Type every record exactly as it appears.

» **Input for this task**
- - -

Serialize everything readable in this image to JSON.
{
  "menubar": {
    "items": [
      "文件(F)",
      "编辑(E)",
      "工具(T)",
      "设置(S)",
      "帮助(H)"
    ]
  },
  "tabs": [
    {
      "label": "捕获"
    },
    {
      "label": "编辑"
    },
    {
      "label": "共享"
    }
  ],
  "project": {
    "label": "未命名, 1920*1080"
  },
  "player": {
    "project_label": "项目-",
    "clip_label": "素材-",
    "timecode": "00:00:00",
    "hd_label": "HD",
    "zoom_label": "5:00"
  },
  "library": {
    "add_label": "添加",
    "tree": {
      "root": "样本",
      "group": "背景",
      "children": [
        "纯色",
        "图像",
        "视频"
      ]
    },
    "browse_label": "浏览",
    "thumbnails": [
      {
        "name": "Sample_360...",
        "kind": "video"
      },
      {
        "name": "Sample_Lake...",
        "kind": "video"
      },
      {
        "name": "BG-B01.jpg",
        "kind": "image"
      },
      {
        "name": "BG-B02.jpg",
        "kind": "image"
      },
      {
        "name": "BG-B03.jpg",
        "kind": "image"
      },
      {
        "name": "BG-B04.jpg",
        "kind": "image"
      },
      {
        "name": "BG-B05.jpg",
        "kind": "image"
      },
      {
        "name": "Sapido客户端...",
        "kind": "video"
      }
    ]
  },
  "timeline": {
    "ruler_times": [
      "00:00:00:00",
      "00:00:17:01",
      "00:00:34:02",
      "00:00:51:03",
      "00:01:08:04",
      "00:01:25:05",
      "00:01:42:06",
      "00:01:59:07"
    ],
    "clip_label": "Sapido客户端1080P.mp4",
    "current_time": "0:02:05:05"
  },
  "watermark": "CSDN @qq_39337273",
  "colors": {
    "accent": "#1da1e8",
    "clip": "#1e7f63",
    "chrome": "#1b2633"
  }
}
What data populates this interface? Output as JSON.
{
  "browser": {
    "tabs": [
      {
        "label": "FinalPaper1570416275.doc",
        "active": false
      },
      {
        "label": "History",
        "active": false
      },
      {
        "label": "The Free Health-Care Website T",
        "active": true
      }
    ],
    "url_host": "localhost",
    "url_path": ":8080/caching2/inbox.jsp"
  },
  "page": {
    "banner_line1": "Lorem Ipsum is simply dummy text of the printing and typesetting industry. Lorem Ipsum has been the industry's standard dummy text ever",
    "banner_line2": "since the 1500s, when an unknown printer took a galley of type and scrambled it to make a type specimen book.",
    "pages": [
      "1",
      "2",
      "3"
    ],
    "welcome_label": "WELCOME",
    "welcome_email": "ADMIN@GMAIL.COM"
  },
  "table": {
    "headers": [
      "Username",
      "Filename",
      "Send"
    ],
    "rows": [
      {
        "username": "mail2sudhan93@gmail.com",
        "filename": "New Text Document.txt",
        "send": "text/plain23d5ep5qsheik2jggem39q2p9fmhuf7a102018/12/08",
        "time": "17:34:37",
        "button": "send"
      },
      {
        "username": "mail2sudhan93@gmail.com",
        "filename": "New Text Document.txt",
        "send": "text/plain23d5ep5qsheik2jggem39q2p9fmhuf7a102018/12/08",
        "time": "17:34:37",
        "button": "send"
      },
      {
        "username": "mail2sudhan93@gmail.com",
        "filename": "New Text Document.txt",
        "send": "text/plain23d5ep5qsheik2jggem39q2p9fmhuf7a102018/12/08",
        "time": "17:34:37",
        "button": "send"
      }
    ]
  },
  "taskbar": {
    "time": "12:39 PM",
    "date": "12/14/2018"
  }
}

- - -

» **Completed task**
Serialize everything readable in this image to JSON.
{
  "menubar": {
    "items": [
      "文件(F)",
      "编辑(E)",
      "工具(T)",
      "设置(S)",
      "帮助(H)"
    ]
  },
  "tabs": [
    {
      "label": "捕获"
    },
    {
      "label": "编辑"
    },
    {
      "label": "共享"
    }
  ],
  "project": {
    "label": "未命名, 1920*1080"
  },
  "player": {
    "project_label": "项目-",
    "clip_label": "素材-",
    "timecode": "00:00:00",
    "hd_label": "HD",
    "zoom_label": "5:00"
  },
  "library": {
    "add_label": "添加",
    "tree": {
      "root": "样本",
      "group": "背景",
      "children": [
        "纯色",
        "图像",
        "视频"
      ]
    },
    "browse_label": "浏览",
    "thumbnails": [
      {
        "name": "Sample_360...",
        "kind": "video"
      },
      {
        "name": "Sample_Lake...",
        "kind": "video"
      },
      {
        "name": "BG-B01.jpg",
        "kind": "image"
      },
      {
        "name": "BG-B02.jpg",
        "kind": "image"
      },
      {
        "name": "BG-B03.jpg",
        "kind": "image"
      },
      {
        "name": "BG-B04.jpg",
        "kind": "image"
      },
      {
        "name": "BG-B05.jpg",
        "kind": "image"
      },
      {
        "name": "Sapido客户端...",
        "kind": "video"
      }
    ]
  },
  "timeline": {
    "ruler_times": [
      "00:00:00:00",
      "00:00:17:01",
      "00:00:34:02",
      "00:00:51:03",
      "00:01:08:04",
      "00:01:25:05",
      "00:01:42:06",
      "00:01:59:07"
    ],
    "clip_label": "Sapido客户端1080P.mp4",
    "current_time": "0:02:05:05"
  },
  "watermark": "CSDN @qq_39337273",
  "colors": {
    "accent": "#1da1e8",
    "clip": "#1e7f63",
    "chrome": "#1b2633"
  }
}
What data populates this interface? Output as JSON.
{
  "browser": {
    "tabs": [
      {
        "label": "FinalPaper1570416275.doc",
        "active": false
      },
      {
        "label": "History",
        "active": false
      },
      {
        "label": "The Free Health-Care Website T",
        "active": true
      }
    ],
    "url_host": "localhost",
    "url_path": ":8080/caching2/inbox.jsp"
  },
  "page": {
    "banner_line1": "Lorem Ipsum is simply dummy text of the printing and typesetting industry. Lorem Ipsum has been the industry's standard dummy text ever",
    "banner_line2": "since the 1500s, when an unknown printer took a galley of type and scrambled it to make a type specimen book.",
    "pages": [
      "1",
      "2",
      "3"
    ],
    "welcome_label": "WELCOME",
    "welcome_email": "ADMIN@GMAIL.COM"
  },
  "table": {
    "headers": [
      "Username",
      "Filename",
      "Send"
    ],
    "rows": [
      {
        "username": "mail2sudhan93@gmail.com",
        "filename": "New Text Document.txt",
        "send": "text/plain23d5ep5qsheik2jggem39q2p9fmhuf7a102018/12/08",
        "time": "17:34:37",
        "button": "send"
      },
      {
        "username": "mail2sudhan93@gmail.com",
        "filename": "New Text Document.txt",
        "send": "text/plain23d5ep5qsheik2jggem39q2p9fmhuf7a102018/12/08",
        "time": "17:34:37",
        "button": "send"
      },
      {
        "username": "mail2sudhan93@gmail.com",
        "filename": "New Text Document.txt",
        "send": "text/plain23d5ep5qsheik2jggem39q2p9fmhuf7a102018/12/08",
        "time": "17:34:37",
        "button": "send"
      }
    ]
  },
  "taskbar": {
    "time": "12:39 PM",
    "date": "12/14/2018"
  }
}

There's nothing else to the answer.